### AIM OF THE EXERCISE
All material below is to be reproduced exactly.

Recorded data
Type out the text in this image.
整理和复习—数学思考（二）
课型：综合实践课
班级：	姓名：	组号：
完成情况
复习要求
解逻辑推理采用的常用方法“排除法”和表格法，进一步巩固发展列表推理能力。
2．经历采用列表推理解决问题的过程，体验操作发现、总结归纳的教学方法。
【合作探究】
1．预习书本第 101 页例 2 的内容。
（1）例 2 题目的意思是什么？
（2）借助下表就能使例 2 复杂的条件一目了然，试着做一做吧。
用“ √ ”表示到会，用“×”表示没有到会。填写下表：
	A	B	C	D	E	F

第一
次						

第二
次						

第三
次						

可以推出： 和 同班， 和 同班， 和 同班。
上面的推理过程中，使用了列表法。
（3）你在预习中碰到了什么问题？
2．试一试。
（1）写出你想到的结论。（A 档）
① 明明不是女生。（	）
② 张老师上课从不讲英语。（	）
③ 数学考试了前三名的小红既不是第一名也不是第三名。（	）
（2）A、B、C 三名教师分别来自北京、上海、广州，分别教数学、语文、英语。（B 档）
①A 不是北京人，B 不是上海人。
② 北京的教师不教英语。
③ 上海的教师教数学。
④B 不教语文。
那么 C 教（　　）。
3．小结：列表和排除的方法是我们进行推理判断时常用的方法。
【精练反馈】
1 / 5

### CORRECT RESULT
Type out the text in this image.
整理和复习—数学思考（二）
课型：综合实践课
班级：	姓名：	组号：
完成情况
复习要求
解逻辑推理采用的常用方法“排除法”和表格法，进一步巩固发展列表推理能力。
2．经历采用列表推理解决问题的过程，体验操作发现、总结归纳的教学方法。
【合作探究】
1．预习书本第 101 页例 2 的内容。
（1）例 2 题目的意思是什么？
（2）借助下表就能使例 2 复杂的条件一目了然，试着做一做吧。
用“ √ ”表示到会，用“×”表示没有到会。填写下表：
	A	B	C	D	E	F

第一
次						

第二
次						

第三
次						

可以推出： 和 同班， 和 同班， 和 同班。
上面的推理过程中，使用了列表法。
（3）你在预习中碰到了什么问题？
2．试一试。
（1）写出你想到的结论。（A 档）
① 明明不是女生。（	）
② 张老师上课从不讲英语。（	）
③ 数学考试了前三名的小红既不是第一名也不是第三名。（	）
（2）A、B、C 三名教师分别来自北京、上海、广州，分别教数学、语文、英语。（B 档）
①A 不是北京人，B 不是上海人。
② 北京的教师不教英语。
③ 上海的教师教数学。
④B 不教语文。
那么 C 教（　　）。
3．小结：列表和排除的方法是我们进行推理判断时常用的方法。
【精练反馈】
1 / 5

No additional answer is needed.